TASK GOAL: Each line that includes "Александро" counts once; give the total and nothing besides.

ITEMS:
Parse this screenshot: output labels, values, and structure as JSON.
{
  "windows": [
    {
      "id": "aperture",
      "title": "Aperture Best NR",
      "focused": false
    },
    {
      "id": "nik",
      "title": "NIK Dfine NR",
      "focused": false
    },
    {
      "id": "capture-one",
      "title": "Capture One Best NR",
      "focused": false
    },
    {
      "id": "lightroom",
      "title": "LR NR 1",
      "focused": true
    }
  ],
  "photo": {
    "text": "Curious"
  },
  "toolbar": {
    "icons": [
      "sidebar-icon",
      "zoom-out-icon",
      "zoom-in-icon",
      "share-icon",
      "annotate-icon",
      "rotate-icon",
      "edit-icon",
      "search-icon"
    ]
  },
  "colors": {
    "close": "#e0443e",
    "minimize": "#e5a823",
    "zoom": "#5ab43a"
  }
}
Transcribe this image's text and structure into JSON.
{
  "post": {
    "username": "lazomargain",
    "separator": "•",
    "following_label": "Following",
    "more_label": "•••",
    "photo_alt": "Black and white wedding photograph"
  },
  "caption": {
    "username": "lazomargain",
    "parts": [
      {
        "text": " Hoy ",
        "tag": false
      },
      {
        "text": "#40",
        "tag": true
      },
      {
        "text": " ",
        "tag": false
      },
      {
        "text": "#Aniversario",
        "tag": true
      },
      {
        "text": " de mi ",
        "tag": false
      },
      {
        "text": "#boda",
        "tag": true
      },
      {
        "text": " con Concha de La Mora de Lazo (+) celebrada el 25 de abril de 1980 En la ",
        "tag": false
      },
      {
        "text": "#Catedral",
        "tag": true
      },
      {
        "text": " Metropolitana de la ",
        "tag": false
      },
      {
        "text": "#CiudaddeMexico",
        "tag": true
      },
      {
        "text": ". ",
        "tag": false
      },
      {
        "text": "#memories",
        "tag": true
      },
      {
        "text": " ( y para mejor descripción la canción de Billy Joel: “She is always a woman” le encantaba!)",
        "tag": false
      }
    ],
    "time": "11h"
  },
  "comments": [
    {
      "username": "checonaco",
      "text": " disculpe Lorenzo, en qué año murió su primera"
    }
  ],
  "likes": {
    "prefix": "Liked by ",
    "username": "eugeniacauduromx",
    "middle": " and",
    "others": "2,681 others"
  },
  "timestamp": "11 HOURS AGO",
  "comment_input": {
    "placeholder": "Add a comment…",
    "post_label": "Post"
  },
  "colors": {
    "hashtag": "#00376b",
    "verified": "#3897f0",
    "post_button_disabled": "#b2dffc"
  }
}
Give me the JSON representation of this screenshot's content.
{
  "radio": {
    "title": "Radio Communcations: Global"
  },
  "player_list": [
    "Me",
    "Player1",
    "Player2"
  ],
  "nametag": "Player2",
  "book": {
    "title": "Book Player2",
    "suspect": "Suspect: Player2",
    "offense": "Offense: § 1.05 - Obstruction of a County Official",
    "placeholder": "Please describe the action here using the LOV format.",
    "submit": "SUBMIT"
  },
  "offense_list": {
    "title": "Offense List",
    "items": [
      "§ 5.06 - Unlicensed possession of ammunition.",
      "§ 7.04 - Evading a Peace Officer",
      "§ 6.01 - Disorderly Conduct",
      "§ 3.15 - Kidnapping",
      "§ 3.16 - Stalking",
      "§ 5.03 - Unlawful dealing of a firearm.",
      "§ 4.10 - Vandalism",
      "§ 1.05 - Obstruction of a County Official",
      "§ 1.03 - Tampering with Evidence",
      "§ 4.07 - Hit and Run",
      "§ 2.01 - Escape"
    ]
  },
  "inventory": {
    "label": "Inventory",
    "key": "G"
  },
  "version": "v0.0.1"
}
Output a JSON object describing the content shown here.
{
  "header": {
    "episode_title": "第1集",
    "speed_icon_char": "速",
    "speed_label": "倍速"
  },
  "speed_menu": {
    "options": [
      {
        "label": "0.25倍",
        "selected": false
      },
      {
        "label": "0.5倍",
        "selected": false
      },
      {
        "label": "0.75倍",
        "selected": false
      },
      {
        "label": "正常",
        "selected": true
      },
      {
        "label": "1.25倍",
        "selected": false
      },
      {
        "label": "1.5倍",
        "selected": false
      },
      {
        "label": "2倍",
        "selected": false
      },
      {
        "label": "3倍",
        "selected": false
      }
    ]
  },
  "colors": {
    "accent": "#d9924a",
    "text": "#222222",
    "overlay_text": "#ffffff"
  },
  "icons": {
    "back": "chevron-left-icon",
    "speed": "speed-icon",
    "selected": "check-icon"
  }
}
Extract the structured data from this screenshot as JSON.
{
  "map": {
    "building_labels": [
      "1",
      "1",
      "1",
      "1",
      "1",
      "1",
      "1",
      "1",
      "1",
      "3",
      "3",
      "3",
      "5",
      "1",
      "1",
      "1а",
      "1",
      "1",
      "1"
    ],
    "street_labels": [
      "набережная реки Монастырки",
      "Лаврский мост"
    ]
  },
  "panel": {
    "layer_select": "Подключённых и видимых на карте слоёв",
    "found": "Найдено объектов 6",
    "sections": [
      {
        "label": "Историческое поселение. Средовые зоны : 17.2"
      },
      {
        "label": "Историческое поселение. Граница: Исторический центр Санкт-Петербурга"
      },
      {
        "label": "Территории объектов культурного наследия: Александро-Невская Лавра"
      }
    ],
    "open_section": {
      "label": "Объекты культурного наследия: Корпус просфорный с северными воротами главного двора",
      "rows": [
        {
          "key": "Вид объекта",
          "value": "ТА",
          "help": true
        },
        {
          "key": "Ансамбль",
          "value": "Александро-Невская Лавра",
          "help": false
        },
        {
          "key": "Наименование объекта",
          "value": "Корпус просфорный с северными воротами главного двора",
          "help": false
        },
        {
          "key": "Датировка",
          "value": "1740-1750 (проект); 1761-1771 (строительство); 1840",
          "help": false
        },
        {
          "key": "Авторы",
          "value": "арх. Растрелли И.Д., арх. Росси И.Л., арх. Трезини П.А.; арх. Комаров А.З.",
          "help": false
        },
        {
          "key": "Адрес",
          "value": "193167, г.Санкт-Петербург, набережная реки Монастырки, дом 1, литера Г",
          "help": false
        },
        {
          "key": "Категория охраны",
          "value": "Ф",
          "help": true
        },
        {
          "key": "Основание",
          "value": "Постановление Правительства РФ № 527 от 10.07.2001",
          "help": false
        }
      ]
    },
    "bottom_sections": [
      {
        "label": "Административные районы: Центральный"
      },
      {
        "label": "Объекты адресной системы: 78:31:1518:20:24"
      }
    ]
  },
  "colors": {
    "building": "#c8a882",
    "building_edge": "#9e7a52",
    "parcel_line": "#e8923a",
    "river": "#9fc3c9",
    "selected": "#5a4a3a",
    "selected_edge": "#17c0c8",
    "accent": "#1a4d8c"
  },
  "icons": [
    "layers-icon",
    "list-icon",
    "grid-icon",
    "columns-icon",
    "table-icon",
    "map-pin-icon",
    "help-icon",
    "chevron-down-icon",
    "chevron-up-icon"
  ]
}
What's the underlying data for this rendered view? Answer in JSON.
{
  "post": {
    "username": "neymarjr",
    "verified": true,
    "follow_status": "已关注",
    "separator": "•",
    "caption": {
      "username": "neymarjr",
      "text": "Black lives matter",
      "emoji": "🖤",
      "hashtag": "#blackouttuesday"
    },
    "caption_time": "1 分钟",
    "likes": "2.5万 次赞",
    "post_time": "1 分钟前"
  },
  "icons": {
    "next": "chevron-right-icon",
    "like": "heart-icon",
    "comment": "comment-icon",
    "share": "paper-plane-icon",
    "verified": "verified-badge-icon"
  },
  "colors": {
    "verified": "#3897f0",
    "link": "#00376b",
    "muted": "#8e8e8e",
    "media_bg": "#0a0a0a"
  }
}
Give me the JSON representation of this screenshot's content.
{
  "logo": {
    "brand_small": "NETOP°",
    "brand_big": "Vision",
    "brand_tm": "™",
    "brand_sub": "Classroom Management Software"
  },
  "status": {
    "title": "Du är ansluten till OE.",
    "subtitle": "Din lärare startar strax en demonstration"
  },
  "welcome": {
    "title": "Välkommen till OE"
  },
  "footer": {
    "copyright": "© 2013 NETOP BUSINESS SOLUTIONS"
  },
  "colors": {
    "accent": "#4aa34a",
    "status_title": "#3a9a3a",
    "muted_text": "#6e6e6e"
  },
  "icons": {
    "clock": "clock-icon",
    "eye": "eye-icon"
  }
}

FULL ANSWER: 2